* _Set problem_: Return only the count of lines in which the word "legend" appears.

Data entries for graphics
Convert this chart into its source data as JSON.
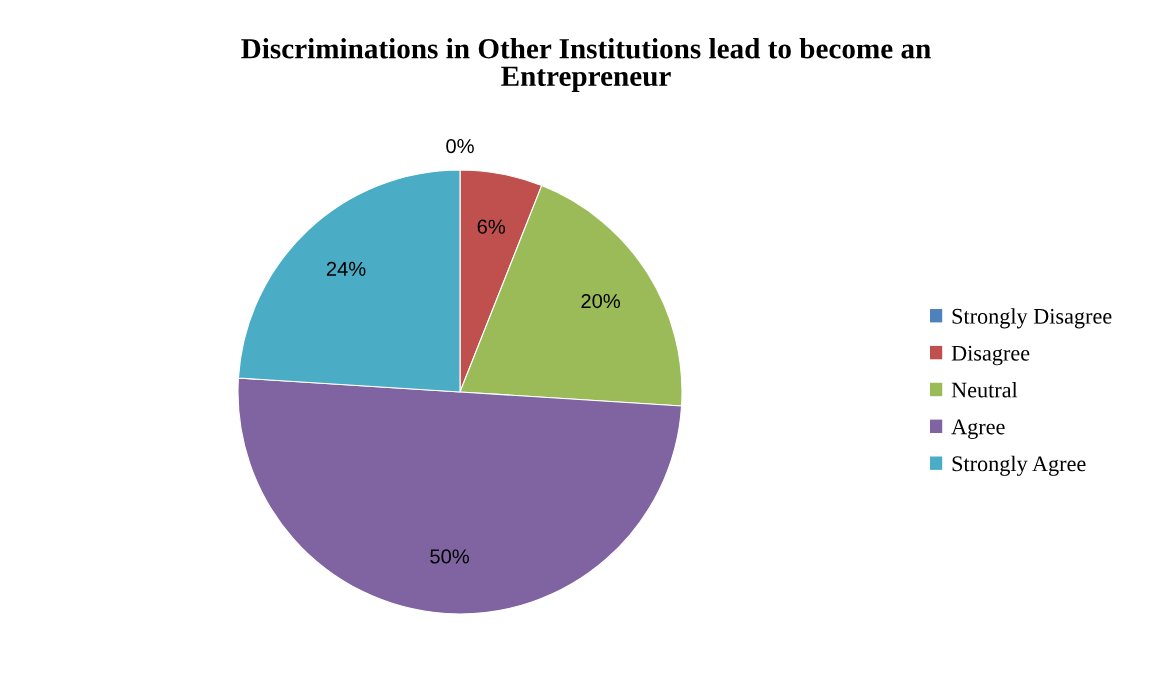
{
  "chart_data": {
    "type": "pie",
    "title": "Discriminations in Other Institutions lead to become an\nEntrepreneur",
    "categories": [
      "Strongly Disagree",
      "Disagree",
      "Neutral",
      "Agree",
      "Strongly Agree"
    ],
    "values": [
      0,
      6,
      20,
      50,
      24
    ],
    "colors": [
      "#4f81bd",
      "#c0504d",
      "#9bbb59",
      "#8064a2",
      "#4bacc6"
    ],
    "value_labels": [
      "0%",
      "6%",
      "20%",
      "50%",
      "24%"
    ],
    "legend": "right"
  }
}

==

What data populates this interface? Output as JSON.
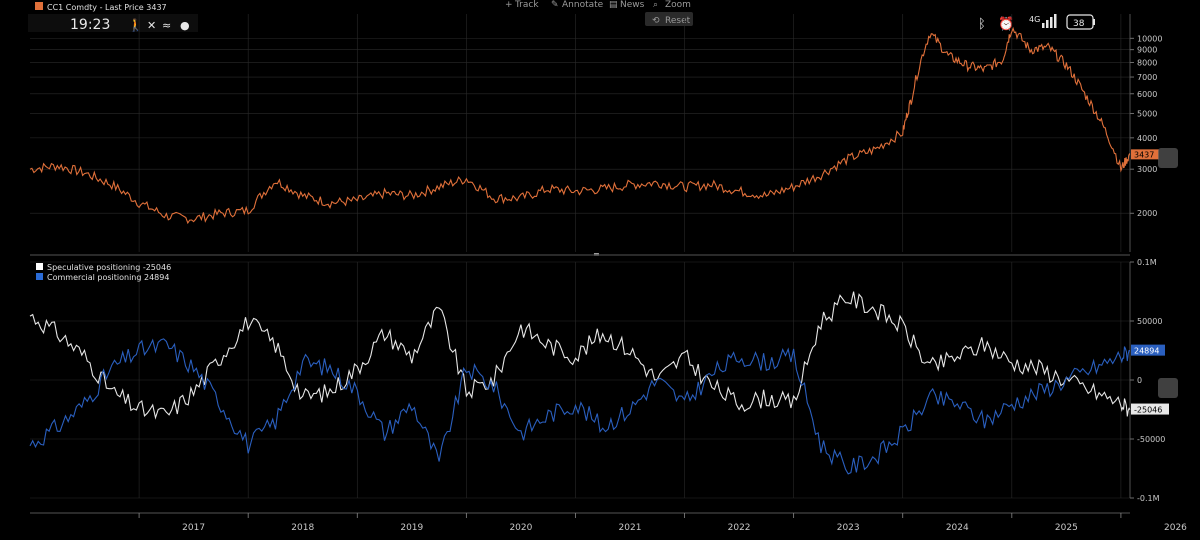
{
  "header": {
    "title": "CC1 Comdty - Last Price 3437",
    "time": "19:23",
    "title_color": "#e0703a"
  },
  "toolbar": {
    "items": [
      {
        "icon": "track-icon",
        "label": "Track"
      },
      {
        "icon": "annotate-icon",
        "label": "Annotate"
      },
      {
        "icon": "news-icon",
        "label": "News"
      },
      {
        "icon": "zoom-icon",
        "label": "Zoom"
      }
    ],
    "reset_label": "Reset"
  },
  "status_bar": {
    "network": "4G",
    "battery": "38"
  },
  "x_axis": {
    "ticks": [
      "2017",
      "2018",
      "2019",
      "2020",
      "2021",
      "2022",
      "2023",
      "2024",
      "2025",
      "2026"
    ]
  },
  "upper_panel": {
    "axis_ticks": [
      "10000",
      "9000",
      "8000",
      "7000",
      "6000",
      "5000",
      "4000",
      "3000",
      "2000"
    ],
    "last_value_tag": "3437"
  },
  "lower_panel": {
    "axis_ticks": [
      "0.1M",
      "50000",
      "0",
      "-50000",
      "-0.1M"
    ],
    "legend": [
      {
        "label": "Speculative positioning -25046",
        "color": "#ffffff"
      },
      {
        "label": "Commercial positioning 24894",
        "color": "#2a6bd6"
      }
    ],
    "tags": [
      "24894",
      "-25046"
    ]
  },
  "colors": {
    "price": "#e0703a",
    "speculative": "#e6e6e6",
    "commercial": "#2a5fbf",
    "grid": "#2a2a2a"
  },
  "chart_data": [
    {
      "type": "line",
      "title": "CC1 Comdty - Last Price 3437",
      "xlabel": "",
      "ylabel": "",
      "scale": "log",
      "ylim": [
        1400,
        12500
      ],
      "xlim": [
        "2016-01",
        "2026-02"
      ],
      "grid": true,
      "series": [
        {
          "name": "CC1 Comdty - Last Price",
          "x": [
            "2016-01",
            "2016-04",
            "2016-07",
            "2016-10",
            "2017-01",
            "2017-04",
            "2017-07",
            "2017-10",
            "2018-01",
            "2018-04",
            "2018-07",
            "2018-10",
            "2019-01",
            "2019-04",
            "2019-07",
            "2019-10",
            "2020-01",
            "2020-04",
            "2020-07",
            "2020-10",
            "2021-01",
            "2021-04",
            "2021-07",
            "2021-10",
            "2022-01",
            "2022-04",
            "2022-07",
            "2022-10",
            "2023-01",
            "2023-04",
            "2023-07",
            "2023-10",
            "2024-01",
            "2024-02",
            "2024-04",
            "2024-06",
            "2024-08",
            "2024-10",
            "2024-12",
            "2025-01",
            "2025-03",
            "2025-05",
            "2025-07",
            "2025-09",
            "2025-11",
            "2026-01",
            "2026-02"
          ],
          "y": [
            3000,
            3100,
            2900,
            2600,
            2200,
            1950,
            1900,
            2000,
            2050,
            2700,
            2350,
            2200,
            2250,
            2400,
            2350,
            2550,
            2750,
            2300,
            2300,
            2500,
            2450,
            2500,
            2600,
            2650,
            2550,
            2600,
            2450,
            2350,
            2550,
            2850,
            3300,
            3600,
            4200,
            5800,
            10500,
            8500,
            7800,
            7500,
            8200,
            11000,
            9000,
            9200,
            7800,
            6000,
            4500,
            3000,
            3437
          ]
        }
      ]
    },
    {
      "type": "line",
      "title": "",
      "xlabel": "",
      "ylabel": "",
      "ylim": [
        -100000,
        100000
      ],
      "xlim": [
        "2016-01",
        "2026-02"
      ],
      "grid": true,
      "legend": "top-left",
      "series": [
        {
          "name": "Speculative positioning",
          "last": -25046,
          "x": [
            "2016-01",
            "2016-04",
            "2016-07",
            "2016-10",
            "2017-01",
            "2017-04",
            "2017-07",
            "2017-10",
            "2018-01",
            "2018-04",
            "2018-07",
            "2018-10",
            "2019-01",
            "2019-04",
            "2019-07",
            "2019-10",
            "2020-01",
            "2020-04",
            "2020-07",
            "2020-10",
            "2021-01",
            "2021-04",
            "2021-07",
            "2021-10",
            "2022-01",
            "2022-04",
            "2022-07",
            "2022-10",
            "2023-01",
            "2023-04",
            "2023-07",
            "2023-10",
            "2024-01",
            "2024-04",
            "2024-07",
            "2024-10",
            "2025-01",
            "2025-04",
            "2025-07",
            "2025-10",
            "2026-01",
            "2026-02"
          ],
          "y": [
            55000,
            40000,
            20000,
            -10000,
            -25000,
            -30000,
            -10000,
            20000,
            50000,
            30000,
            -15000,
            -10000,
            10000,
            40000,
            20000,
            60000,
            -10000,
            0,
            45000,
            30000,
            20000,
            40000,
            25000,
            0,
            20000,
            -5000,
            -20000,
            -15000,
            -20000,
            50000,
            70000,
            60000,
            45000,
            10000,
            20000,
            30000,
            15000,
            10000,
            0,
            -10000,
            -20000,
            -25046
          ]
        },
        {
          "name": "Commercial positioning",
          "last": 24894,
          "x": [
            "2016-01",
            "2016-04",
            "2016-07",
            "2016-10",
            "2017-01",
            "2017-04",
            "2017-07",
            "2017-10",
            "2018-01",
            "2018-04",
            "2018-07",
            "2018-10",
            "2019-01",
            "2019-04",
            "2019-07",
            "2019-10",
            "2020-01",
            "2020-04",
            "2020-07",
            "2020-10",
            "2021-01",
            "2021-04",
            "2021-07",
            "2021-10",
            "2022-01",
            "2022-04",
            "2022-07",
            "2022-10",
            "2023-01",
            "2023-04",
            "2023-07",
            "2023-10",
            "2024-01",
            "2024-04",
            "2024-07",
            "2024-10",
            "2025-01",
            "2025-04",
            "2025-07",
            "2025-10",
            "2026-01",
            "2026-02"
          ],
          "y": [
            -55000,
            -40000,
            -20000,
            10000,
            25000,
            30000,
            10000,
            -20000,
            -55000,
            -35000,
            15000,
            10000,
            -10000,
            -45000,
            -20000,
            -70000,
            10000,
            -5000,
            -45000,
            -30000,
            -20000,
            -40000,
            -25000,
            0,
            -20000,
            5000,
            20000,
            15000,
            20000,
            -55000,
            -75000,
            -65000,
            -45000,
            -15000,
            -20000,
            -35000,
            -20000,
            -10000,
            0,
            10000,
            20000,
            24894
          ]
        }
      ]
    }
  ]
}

* _Response to the task_: 3